> [Aim] Note how many lines contain "there" and give that number, with nothing else.

Extracted records:
━━━━

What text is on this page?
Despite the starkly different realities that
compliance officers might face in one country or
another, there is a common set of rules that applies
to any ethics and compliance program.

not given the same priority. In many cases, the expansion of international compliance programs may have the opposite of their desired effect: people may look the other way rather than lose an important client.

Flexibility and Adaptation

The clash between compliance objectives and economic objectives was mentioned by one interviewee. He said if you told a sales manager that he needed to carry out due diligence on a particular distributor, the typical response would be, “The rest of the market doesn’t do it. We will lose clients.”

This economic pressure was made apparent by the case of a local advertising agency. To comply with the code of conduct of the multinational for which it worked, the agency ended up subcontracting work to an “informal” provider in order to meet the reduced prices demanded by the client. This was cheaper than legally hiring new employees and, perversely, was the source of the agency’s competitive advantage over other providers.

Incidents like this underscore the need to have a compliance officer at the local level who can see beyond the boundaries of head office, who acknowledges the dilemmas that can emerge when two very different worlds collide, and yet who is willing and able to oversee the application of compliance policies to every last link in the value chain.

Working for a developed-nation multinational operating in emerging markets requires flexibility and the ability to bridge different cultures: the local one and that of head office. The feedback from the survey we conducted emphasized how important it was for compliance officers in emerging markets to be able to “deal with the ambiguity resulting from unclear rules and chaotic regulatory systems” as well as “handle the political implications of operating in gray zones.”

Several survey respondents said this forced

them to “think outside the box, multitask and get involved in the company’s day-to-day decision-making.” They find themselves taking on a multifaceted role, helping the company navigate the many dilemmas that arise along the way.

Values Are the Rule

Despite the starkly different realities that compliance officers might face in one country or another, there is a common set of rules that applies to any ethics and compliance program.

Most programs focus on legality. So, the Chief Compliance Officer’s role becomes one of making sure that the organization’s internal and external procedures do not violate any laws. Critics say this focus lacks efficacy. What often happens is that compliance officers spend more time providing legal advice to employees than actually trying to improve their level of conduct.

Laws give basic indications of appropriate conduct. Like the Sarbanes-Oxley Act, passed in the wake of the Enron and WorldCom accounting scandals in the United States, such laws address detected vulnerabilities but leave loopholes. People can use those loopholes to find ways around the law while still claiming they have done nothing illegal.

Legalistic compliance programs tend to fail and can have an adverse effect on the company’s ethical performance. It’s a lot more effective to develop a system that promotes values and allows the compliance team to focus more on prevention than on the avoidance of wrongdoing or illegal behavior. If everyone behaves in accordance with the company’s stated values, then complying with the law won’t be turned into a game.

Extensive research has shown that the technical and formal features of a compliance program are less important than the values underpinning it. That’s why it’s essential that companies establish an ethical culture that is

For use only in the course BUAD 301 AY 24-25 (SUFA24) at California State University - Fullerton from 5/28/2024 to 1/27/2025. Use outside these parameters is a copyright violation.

━━━━

> [Answer to the task] 2